Exercise prompt | Each record needs to be echoed exactly; can you do that?

Dataset entries |

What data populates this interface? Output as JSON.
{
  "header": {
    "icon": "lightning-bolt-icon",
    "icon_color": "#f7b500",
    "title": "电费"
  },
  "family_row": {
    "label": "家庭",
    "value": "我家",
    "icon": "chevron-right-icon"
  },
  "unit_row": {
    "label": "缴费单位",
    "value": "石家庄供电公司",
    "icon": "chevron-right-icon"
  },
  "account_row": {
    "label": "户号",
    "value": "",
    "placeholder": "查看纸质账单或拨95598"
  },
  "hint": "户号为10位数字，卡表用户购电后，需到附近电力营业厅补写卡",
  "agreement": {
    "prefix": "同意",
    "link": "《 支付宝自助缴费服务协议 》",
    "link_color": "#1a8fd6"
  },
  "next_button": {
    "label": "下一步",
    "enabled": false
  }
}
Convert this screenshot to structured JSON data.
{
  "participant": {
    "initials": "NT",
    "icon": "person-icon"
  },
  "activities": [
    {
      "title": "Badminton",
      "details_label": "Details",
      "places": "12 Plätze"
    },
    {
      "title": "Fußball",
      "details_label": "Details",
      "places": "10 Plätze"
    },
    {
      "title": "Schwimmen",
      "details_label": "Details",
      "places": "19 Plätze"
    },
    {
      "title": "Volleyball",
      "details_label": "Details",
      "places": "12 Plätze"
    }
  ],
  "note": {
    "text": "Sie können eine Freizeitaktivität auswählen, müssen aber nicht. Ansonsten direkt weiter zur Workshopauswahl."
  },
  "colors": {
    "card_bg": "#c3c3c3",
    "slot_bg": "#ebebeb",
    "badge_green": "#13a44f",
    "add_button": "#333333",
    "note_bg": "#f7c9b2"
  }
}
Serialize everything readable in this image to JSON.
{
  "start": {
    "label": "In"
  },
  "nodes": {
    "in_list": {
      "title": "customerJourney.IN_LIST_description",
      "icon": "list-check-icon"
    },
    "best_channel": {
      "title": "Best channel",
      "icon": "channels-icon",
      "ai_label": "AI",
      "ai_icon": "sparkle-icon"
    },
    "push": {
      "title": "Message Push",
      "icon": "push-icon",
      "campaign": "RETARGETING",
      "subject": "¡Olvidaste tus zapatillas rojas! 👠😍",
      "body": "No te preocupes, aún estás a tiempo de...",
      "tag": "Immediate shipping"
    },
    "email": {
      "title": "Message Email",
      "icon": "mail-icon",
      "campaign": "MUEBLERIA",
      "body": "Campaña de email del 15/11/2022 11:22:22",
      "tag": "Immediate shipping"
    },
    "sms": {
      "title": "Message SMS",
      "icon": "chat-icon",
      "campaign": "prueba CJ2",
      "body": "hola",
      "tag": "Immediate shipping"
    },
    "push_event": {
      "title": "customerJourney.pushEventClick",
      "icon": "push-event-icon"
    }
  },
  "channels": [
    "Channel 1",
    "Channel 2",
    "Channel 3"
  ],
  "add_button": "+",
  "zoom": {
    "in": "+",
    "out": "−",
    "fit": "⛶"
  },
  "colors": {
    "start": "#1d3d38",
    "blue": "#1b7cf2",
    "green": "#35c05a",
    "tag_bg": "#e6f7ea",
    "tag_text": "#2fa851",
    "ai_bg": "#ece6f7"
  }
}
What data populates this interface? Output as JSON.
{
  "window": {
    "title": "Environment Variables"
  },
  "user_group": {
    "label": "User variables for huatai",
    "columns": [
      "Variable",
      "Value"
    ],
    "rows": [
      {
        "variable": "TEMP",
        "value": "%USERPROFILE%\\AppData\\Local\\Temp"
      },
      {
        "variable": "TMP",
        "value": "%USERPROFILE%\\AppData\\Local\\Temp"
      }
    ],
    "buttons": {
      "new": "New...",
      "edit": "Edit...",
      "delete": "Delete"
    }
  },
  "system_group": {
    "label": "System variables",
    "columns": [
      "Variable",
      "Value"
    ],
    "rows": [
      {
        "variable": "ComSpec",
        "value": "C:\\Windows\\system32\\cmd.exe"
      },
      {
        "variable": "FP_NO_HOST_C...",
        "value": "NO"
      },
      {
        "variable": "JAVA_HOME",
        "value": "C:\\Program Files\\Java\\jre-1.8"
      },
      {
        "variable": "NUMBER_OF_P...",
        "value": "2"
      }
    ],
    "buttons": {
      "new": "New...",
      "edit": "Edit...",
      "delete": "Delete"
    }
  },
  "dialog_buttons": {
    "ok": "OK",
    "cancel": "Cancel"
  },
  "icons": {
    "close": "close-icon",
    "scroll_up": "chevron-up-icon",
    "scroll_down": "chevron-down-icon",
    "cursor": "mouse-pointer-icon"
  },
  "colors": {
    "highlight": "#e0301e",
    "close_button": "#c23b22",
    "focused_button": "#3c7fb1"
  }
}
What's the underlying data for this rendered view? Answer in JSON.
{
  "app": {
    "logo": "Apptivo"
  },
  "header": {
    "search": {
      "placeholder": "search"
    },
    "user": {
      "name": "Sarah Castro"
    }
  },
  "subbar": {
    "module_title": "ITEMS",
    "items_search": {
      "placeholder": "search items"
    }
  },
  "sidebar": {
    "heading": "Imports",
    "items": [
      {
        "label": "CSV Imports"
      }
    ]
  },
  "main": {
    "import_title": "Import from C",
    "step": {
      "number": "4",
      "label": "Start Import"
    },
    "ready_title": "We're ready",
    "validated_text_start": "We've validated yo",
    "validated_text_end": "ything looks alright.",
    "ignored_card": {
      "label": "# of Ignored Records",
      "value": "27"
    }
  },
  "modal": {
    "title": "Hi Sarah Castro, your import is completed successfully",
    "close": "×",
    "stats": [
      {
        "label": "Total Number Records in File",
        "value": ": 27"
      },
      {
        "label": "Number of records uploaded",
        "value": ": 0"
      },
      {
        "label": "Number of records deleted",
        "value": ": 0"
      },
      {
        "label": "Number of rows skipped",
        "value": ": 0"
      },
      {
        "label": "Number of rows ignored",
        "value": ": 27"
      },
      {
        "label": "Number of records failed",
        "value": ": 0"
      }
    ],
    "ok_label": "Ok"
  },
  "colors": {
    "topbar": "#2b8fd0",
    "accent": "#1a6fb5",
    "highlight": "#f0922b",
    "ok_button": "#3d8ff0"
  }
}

Written response |
What data populates this interface? Output as JSON.
{
  "header": {
    "icon": "lightning-bolt-icon",
    "icon_color": "#f7b500",
    "title": "电费"
  },
  "family_row": {
    "label": "家庭",
    "value": "我家",
    "icon": "chevron-right-icon"
  },
  "unit_row": {
    "label": "缴费单位",
    "value": "石家庄供电公司",
    "icon": "chevron-right-icon"
  },
  "account_row": {
    "label": "户号",
    "value": "",
    "placeholder": "查看纸质账单或拨95598"
  },
  "hint": "户号为10位数字，卡表用户购电后，需到附近电力营业厅补写卡",
  "agreement": {
    "prefix": "同意",
    "link": "《 支付宝自助缴费服务协议 》",
    "link_color": "#1a8fd6"
  },
  "next_button": {
    "label": "下一步",
    "enabled": false
  }
}
Convert this screenshot to structured JSON data.
{
  "participant": {
    "initials": "NT",
    "icon": "person-icon"
  },
  "activities": [
    {
      "title": "Badminton",
      "details_label": "Details",
      "places": "12 Plätze"
    },
    {
      "title": "Fußball",
      "details_label": "Details",
      "places": "10 Plätze"
    },
    {
      "title": "Schwimmen",
      "details_label": "Details",
      "places": "19 Plätze"
    },
    {
      "title": "Volleyball",
      "details_label": "Details",
      "places": "12 Plätze"
    }
  ],
  "note": {
    "text": "Sie können eine Freizeitaktivität auswählen, müssen aber nicht. Ansonsten direkt weiter zur Workshopauswahl."
  },
  "colors": {
    "card_bg": "#c3c3c3",
    "slot_bg": "#ebebeb",
    "badge_green": "#13a44f",
    "add_button": "#333333",
    "note_bg": "#f7c9b2"
  }
}
Serialize everything readable in this image to JSON.
{
  "start": {
    "label": "In"
  },
  "nodes": {
    "in_list": {
      "title": "customerJourney.IN_LIST_description",
      "icon": "list-check-icon"
    },
    "best_channel": {
      "title": "Best channel",
      "icon": "channels-icon",
      "ai_label": "AI",
      "ai_icon": "sparkle-icon"
    },
    "push": {
      "title": "Message Push",
      "icon": "push-icon",
      "campaign": "RETARGETING",
      "subject": "¡Olvidaste tus zapatillas rojas! 👠😍",
      "body": "No te preocupes, aún estás a tiempo de...",
      "tag": "Immediate shipping"
    },
    "email": {
      "title": "Message Email",
      "icon": "mail-icon",
      "campaign": "MUEBLERIA",
      "body": "Campaña de email del 15/11/2022 11:22:22",
      "tag": "Immediate shipping"
    },
    "sms": {
      "title": "Message SMS",
      "icon": "chat-icon",
      "campaign": "prueba CJ2",
      "body": "hola",
      "tag": "Immediate shipping"
    },
    "push_event": {
      "title": "customerJourney.pushEventClick",
      "icon": "push-event-icon"
    }
  },
  "channels": [
    "Channel 1",
    "Channel 2",
    "Channel 3"
  ],
  "add_button": "+",
  "zoom": {
    "in": "+",
    "out": "−",
    "fit": "⛶"
  },
  "colors": {
    "start": "#1d3d38",
    "blue": "#1b7cf2",
    "green": "#35c05a",
    "tag_bg": "#e6f7ea",
    "tag_text": "#2fa851",
    "ai_bg": "#ece6f7"
  }
}
What data populates this interface? Output as JSON.
{
  "window": {
    "title": "Environment Variables"
  },
  "user_group": {
    "label": "User variables for huatai",
    "columns": [
      "Variable",
      "Value"
    ],
    "rows": [
      {
        "variable": "TEMP",
        "value": "%USERPROFILE%\\AppData\\Local\\Temp"
      },
      {
        "variable": "TMP",
        "value": "%USERPROFILE%\\AppData\\Local\\Temp"
      }
    ],
    "buttons": {
      "new": "New...",
      "edit": "Edit...",
      "delete": "Delete"
    }
  },
  "system_group": {
    "label": "System variables",
    "columns": [
      "Variable",
      "Value"
    ],
    "rows": [
      {
        "variable": "ComSpec",
        "value": "C:\\Windows\\system32\\cmd.exe"
      },
      {
        "variable": "FP_NO_HOST_C...",
        "value": "NO"
      },
      {
        "variable": "JAVA_HOME",
        "value": "C:\\Program Files\\Java\\jre-1.8"
      },
      {
        "variable": "NUMBER_OF_P...",
        "value": "2"
      }
    ],
    "buttons": {
      "new": "New...",
      "edit": "Edit...",
      "delete": "Delete"
    }
  },
  "dialog_buttons": {
    "ok": "OK",
    "cancel": "Cancel"
  },
  "icons": {
    "close": "close-icon",
    "scroll_up": "chevron-up-icon",
    "scroll_down": "chevron-down-icon",
    "cursor": "mouse-pointer-icon"
  },
  "colors": {
    "highlight": "#e0301e",
    "close_button": "#c23b22",
    "focused_button": "#3c7fb1"
  }
}
What's the underlying data for this rendered view? Answer in JSON.
{
  "app": {
    "logo": "Apptivo"
  },
  "header": {
    "search": {
      "placeholder": "search"
    },
    "user": {
      "name": "Sarah Castro"
    }
  },
  "subbar": {
    "module_title": "ITEMS",
    "items_search": {
      "placeholder": "search items"
    }
  },
  "sidebar": {
    "heading": "Imports",
    "items": [
      {
        "label": "CSV Imports"
      }
    ]
  },
  "main": {
    "import_title": "Import from C",
    "step": {
      "number": "4",
      "label": "Start Import"
    },
    "ready_title": "We're ready",
    "validated_text_start": "We've validated yo",
    "validated_text_end": "ything looks alright.",
    "ignored_card": {
      "label": "# of Ignored Records",
      "value": "27"
    }
  },
  "modal": {
    "title": "Hi Sarah Castro, your import is completed successfully",
    "close": "×",
    "stats": [
      {
        "label": "Total Number Records in File",
        "value": ": 27"
      },
      {
        "label": "Number of records uploaded",
        "value": ": 0"
      },
      {
        "label": "Number of records deleted",
        "value": ": 0"
      },
      {
        "label": "Number of rows skipped",
        "value": ": 0"
      },
      {
        "label": "Number of rows ignored",
        "value": ": 27"
      },
      {
        "label": "Number of records failed",
        "value": ": 0"
      }
    ],
    "ok_label": "Ok"
  },
  "colors": {
    "topbar": "#2b8fd0",
    "accent": "#1a6fb5",
    "highlight": "#f0922b",
    "ok_button": "#3d8ff0"
  }
}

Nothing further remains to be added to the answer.